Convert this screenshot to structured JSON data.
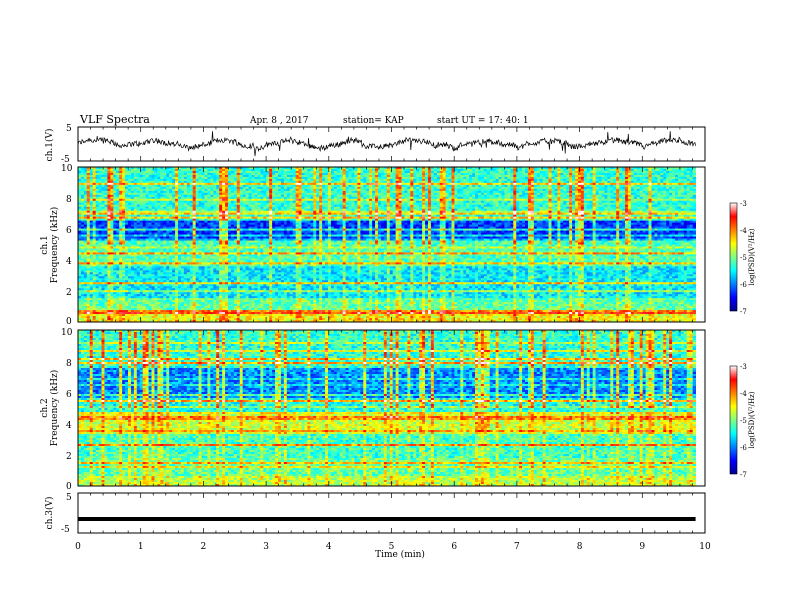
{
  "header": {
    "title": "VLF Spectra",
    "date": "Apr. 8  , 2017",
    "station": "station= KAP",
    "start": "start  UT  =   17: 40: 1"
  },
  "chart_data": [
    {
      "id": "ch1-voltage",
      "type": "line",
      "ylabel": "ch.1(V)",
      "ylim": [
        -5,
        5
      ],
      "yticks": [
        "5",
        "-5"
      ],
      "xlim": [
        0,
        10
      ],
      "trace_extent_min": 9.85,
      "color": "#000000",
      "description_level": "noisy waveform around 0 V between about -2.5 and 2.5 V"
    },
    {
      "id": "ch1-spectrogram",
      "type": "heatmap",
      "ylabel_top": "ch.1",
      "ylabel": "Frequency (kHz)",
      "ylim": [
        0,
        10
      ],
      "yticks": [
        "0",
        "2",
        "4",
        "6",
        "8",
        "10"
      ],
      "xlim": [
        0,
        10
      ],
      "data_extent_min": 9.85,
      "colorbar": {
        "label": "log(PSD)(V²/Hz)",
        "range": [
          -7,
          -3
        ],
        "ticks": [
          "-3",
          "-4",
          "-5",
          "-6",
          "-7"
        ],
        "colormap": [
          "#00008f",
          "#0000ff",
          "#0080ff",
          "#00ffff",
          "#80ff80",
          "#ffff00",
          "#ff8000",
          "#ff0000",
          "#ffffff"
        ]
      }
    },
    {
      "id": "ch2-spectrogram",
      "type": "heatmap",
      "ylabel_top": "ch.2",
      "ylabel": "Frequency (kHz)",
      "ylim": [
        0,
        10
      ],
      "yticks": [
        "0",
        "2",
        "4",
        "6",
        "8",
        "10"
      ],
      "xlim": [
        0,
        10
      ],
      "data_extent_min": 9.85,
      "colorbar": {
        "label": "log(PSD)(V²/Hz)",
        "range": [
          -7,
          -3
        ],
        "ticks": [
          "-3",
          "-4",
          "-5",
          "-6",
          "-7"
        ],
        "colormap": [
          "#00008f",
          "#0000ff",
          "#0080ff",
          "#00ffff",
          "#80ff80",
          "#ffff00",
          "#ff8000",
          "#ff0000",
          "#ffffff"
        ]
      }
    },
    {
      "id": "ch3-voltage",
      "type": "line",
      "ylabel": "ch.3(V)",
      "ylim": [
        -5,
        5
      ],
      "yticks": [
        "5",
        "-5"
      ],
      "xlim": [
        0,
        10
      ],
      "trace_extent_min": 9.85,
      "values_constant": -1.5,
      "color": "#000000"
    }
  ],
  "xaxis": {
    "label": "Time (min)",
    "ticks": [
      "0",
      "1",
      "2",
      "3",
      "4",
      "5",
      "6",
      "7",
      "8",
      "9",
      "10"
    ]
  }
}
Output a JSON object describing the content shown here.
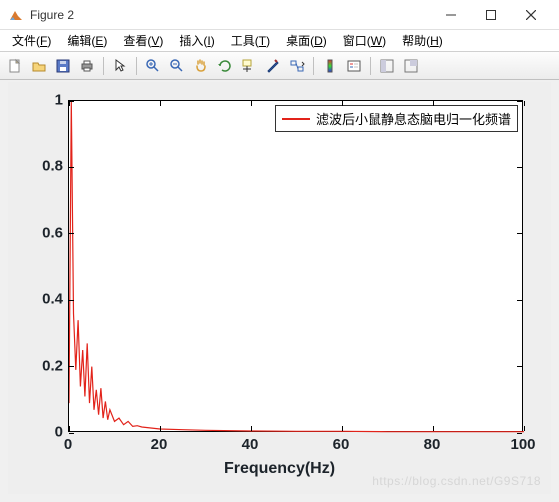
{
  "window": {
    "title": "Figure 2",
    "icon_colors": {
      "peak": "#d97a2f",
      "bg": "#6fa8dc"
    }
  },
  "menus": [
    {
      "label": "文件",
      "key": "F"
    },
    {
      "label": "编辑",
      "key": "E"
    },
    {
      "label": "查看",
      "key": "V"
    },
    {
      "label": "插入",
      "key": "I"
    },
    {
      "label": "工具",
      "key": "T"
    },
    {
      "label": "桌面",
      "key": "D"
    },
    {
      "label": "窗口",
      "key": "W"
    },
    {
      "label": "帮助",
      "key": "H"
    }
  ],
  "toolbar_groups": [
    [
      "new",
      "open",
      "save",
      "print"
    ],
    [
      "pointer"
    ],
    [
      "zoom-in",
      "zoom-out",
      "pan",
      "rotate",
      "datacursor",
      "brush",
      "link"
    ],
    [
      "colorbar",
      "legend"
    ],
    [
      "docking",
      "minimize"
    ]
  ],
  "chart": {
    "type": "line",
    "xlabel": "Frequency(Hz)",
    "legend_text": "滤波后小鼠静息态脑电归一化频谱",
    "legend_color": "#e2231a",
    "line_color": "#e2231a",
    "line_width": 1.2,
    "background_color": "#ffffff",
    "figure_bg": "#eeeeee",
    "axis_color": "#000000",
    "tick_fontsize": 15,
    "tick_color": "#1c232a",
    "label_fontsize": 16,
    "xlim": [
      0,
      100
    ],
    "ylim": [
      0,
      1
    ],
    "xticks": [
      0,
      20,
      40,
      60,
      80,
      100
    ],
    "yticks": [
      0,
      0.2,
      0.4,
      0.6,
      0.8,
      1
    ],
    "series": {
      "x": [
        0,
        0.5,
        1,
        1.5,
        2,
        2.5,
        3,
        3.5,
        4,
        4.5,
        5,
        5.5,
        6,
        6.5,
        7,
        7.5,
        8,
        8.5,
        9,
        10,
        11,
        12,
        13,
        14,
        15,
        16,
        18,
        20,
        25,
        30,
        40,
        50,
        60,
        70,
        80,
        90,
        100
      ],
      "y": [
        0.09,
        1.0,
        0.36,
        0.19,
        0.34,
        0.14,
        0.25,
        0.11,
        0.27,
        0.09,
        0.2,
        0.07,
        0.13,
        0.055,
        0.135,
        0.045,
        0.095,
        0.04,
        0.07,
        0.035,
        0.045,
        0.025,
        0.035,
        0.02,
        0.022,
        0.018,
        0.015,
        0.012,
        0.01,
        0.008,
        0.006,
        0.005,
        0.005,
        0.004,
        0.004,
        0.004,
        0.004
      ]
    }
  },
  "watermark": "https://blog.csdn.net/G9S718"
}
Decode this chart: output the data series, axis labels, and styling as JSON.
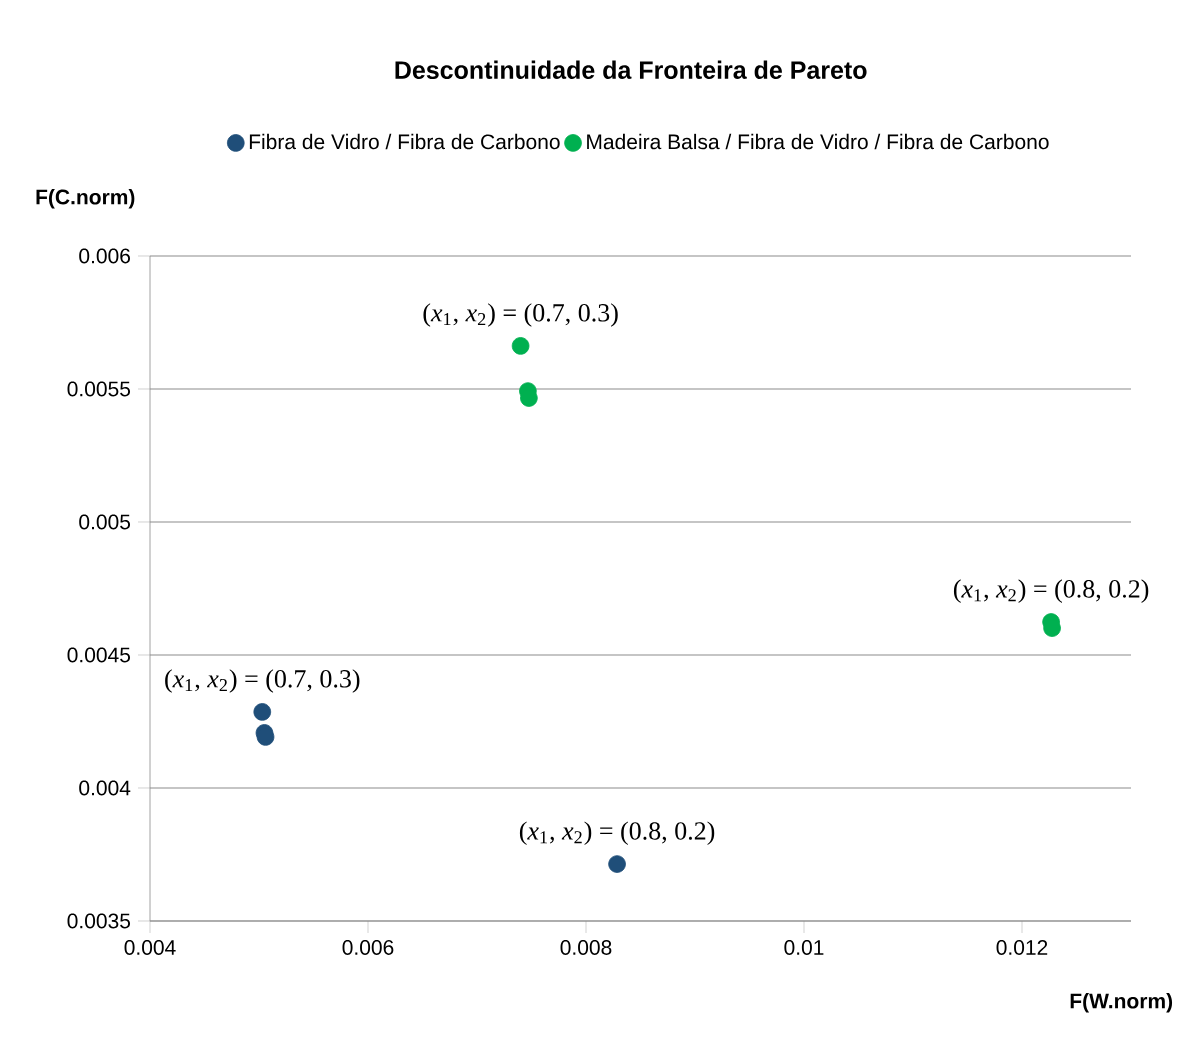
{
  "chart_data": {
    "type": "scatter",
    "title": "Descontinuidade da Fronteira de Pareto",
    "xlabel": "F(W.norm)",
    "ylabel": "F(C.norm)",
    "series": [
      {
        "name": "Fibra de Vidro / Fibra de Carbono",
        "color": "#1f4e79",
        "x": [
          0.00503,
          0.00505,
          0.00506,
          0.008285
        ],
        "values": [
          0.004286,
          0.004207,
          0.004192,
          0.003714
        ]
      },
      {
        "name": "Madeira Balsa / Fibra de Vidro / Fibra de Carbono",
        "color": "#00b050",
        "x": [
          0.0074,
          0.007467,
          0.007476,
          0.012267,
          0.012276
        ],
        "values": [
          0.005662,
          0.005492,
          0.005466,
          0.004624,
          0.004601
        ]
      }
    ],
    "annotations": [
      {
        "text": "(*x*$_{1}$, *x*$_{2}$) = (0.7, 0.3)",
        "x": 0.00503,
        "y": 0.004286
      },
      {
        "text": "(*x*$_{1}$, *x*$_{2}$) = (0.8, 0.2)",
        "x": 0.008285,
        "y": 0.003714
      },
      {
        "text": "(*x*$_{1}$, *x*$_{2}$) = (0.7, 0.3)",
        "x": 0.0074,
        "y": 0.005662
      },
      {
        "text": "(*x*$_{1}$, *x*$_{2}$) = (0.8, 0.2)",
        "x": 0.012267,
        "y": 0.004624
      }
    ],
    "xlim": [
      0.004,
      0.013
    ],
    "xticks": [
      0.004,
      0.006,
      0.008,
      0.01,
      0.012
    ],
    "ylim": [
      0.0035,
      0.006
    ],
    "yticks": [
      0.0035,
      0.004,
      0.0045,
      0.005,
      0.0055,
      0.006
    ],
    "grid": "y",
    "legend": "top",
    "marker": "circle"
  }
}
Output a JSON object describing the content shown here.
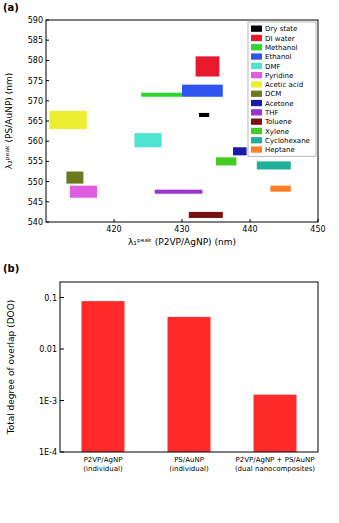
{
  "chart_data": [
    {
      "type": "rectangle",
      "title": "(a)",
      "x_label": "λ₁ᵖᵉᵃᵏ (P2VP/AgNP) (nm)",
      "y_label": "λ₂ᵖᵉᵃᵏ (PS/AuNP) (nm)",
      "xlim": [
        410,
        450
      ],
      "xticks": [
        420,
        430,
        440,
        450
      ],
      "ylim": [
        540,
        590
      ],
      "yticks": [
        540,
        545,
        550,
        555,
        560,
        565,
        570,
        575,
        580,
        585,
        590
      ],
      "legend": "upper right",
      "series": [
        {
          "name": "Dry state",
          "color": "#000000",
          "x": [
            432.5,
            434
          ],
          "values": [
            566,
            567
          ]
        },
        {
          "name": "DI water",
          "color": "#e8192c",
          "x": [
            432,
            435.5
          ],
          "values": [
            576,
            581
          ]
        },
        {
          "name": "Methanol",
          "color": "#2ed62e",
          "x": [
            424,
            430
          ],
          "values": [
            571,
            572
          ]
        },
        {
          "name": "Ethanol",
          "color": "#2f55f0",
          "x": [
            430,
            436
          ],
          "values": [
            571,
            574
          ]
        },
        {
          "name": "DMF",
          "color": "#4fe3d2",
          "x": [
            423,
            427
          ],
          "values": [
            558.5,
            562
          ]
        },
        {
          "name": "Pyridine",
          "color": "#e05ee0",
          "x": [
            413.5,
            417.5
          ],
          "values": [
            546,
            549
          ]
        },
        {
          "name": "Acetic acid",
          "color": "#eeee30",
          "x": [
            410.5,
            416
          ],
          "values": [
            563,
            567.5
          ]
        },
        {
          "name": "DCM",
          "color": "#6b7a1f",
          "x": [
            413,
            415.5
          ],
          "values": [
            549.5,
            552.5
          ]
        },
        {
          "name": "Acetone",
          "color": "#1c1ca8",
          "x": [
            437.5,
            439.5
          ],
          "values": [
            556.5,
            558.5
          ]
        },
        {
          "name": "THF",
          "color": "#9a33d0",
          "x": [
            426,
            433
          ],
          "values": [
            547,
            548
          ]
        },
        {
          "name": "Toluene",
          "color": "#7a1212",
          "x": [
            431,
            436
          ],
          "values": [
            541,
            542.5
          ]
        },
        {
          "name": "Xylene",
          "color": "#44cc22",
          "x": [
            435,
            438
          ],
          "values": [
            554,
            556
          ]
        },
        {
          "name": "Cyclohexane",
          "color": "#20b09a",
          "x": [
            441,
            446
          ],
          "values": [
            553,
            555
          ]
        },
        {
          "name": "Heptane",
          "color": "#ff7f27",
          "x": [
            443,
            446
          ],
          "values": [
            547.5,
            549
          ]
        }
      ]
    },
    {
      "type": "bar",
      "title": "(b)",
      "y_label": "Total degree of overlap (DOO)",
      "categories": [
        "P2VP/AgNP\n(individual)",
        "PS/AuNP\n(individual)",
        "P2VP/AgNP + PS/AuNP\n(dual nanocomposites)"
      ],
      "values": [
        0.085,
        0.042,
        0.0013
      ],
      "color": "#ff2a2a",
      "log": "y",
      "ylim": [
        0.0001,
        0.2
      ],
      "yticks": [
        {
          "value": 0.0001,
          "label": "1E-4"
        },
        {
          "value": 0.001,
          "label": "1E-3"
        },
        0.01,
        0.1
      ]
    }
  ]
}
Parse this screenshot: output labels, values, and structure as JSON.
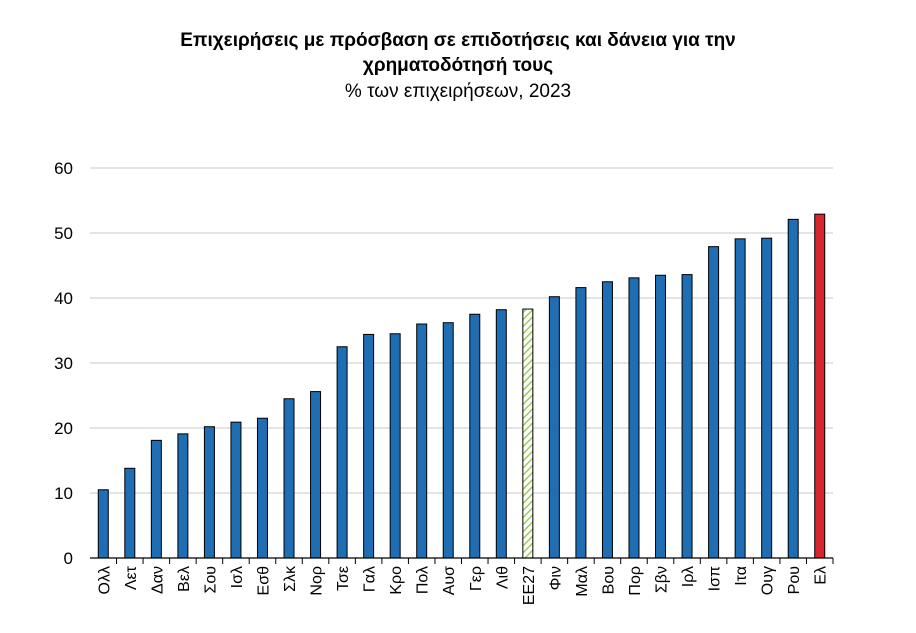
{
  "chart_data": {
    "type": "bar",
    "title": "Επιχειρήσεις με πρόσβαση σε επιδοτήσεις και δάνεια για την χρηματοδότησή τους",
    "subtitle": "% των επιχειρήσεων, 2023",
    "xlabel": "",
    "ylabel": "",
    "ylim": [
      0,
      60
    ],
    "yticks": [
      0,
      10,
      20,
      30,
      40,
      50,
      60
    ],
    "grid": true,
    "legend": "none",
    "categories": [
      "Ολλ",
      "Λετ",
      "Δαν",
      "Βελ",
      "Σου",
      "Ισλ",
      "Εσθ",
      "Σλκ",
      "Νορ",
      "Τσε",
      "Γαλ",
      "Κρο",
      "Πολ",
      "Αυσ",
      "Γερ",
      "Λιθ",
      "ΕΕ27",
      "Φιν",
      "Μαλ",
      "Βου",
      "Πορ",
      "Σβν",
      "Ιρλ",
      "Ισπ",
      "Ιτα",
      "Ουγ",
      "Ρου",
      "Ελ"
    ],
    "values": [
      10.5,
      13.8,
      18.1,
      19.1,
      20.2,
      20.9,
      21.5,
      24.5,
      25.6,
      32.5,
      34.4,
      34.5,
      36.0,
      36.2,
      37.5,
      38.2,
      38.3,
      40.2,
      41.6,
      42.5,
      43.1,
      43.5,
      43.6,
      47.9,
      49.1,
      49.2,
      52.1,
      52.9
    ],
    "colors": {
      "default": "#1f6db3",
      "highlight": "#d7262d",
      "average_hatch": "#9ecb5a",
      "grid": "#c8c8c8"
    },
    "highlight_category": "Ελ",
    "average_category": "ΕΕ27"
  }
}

**Objective:**
Check every line of the entries above for the word "Fibra" and report how many lines contain it, giving the number only.

**Complete answer:**
2